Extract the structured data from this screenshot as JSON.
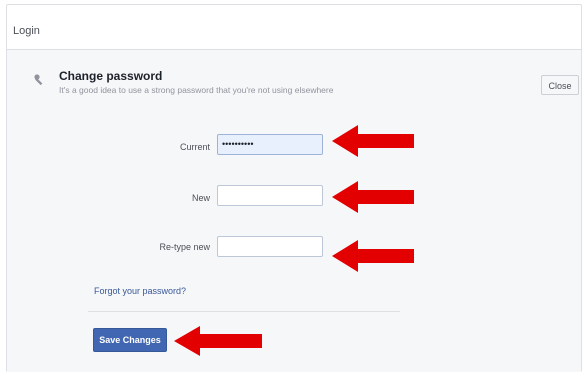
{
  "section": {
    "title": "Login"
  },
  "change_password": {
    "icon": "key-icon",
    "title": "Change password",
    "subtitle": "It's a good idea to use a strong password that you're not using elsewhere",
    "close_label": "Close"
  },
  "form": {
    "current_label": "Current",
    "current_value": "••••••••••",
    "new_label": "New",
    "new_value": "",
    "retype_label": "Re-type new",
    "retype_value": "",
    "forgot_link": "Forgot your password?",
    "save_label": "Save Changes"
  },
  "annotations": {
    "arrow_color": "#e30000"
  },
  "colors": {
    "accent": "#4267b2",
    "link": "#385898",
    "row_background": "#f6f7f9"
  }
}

=======

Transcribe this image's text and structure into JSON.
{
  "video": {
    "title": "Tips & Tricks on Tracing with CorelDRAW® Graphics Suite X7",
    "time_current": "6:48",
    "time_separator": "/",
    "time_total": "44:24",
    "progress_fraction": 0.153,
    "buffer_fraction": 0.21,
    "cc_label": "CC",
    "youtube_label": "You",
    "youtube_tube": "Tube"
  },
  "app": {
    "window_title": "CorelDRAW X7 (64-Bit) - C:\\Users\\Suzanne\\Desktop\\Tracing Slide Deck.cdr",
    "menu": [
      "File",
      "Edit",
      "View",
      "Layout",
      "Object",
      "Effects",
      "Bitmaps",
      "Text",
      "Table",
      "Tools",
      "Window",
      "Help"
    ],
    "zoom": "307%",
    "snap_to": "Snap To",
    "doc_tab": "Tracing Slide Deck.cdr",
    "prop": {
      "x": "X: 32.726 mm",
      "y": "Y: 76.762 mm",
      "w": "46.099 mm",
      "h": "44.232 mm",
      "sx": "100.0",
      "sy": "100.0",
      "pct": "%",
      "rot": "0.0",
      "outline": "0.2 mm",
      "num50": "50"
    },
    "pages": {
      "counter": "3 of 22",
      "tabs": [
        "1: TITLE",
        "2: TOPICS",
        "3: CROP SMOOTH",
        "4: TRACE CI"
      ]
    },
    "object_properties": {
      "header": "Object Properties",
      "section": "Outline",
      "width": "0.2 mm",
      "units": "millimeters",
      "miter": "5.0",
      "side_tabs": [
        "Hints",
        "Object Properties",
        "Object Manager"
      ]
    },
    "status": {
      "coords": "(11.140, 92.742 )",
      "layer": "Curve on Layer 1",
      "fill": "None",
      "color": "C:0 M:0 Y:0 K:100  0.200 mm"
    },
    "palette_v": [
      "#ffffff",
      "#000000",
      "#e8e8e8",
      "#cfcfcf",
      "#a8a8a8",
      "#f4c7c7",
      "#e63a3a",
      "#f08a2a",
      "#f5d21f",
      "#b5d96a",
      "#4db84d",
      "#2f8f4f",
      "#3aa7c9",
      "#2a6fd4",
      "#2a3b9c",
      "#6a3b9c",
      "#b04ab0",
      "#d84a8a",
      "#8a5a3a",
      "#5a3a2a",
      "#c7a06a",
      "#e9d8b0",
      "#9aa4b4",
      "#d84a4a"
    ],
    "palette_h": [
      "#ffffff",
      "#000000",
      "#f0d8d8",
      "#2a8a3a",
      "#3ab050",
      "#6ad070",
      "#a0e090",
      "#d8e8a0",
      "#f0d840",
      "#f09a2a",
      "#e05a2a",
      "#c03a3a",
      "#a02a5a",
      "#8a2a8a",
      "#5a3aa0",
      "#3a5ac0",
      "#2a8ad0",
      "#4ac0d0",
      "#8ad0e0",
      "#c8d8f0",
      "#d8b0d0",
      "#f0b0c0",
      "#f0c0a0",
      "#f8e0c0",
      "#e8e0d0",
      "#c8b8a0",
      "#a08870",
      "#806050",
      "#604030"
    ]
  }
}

=======

EXERCISE INSTRUCTIONS
Search the records for the word "this", then list every line that has it.

REPLY TO THE EXERCISE
Extract the structured data from this screenshot as JSON.
Transcribe this image's text and structure into JSON.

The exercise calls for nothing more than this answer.